----- Record excerpts

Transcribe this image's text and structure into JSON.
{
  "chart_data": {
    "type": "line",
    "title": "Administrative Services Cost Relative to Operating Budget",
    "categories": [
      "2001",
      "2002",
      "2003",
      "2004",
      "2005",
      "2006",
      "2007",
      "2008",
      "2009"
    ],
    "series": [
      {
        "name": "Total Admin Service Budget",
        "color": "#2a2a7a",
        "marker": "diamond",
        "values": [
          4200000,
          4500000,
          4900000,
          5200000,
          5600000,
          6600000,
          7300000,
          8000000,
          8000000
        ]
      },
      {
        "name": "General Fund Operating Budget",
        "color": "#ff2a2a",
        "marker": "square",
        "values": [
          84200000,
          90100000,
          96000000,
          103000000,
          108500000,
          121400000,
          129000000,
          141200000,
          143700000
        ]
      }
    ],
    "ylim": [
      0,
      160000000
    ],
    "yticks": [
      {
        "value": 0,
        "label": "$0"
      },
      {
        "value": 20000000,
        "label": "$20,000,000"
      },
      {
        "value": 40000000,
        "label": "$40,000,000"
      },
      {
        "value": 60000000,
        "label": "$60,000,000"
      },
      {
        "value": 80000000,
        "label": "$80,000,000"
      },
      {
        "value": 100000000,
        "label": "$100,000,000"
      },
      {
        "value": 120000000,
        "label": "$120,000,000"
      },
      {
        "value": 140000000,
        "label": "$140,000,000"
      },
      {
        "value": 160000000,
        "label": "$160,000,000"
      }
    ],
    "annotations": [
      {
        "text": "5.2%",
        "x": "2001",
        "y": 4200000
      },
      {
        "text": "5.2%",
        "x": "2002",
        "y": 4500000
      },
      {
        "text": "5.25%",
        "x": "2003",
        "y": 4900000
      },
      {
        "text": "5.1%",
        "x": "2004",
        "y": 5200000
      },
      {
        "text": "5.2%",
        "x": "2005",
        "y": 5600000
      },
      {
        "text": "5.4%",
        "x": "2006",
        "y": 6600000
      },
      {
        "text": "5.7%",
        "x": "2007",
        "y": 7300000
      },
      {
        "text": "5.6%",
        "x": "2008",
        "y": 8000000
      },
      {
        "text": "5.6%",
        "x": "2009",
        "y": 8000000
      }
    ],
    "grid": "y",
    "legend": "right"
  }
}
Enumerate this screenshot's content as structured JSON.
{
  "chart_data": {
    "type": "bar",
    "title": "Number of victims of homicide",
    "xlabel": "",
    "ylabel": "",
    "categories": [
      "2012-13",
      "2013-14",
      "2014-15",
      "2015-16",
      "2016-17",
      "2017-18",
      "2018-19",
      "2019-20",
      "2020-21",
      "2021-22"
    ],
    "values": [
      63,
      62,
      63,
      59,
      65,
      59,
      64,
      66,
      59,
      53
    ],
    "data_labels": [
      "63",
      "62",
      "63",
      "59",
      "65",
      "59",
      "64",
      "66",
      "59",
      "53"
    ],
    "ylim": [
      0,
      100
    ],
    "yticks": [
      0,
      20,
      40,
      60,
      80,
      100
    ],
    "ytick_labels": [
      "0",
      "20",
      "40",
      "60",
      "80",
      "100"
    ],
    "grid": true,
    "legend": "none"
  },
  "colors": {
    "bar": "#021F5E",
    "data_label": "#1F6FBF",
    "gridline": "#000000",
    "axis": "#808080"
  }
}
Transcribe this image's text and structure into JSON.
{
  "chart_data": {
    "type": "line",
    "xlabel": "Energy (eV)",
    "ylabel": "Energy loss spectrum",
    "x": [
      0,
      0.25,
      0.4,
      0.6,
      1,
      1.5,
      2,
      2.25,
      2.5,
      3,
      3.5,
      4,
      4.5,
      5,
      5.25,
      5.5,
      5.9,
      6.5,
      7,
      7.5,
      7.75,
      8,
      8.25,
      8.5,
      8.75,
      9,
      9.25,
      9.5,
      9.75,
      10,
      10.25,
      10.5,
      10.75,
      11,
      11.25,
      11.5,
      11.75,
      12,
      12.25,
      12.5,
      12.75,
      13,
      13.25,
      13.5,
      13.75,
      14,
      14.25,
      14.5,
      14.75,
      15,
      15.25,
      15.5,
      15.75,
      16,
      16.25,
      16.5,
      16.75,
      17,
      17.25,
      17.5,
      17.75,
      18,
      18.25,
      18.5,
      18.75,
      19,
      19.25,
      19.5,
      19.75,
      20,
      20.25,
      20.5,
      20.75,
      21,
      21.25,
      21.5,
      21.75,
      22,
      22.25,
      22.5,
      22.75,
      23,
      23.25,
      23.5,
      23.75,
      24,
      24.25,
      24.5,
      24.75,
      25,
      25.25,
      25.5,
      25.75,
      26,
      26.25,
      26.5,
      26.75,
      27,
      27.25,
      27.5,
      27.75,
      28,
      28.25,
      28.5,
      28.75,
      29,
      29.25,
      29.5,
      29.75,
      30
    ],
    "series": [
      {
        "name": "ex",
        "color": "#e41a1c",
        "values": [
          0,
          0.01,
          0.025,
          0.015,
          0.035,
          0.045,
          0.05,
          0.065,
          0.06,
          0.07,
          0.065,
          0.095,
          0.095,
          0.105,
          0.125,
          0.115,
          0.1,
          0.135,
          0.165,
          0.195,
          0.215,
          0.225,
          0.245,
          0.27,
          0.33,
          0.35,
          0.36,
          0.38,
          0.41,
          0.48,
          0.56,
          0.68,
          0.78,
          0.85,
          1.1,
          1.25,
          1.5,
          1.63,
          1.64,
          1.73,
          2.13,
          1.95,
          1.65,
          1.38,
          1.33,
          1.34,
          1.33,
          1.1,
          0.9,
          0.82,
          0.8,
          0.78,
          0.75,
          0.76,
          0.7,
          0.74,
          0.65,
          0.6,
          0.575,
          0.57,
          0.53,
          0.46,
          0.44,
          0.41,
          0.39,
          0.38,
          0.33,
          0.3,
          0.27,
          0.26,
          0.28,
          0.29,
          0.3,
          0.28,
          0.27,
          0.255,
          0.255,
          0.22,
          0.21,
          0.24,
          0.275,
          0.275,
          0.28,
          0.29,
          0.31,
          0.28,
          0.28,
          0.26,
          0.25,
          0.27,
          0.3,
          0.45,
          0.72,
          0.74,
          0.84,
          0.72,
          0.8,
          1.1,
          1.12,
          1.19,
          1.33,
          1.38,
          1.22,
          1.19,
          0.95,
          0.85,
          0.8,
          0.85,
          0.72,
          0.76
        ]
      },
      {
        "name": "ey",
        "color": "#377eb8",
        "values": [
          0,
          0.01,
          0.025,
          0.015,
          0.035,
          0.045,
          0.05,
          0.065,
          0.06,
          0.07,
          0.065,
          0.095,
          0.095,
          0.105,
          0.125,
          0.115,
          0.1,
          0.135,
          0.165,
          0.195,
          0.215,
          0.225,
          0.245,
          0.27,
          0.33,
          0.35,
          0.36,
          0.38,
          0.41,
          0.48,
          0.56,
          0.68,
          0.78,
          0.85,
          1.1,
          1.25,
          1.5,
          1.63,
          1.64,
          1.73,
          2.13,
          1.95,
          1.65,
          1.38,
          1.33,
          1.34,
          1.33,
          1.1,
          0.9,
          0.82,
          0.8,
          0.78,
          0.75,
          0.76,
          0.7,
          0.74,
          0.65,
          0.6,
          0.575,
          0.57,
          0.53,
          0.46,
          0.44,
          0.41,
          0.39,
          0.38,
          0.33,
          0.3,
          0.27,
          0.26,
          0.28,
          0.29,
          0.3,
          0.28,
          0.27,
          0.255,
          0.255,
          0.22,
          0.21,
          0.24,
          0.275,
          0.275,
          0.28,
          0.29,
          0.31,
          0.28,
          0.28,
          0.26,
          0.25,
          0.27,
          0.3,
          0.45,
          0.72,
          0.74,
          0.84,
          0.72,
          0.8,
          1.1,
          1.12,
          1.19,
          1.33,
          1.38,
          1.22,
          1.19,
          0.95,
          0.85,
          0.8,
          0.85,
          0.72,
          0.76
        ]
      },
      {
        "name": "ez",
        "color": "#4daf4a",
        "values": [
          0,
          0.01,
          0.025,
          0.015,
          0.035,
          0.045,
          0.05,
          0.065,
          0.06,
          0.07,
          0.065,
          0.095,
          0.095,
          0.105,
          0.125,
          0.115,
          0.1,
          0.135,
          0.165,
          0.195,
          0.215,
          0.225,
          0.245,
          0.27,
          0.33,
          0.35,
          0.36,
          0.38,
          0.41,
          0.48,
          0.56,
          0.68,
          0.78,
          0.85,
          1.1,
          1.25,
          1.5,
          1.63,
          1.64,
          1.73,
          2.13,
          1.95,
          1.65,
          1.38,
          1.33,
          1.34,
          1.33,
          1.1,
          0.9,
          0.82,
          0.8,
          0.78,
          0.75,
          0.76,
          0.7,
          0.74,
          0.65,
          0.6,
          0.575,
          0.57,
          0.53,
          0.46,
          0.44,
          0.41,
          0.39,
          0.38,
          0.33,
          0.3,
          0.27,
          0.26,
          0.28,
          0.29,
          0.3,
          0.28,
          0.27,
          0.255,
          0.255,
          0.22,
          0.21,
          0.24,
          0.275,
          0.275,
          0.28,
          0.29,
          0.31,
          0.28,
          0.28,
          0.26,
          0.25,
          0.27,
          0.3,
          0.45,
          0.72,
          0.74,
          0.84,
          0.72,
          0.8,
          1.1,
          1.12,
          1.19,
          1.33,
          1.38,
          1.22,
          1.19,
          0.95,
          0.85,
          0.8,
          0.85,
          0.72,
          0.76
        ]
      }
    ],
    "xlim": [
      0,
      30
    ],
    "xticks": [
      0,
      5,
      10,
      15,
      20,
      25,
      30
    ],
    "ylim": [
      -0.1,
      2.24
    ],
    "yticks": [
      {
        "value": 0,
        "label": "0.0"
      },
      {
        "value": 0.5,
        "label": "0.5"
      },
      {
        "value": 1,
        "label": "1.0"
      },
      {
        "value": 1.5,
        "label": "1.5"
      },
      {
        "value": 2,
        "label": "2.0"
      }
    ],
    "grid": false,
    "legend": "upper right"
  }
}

----------

_Problem to solve_.
Identify every line holding the word "ylabel" and copy it out.

_Expected answer_.
    "ylabel": "",
    "ylabel": "Energy loss spectrum",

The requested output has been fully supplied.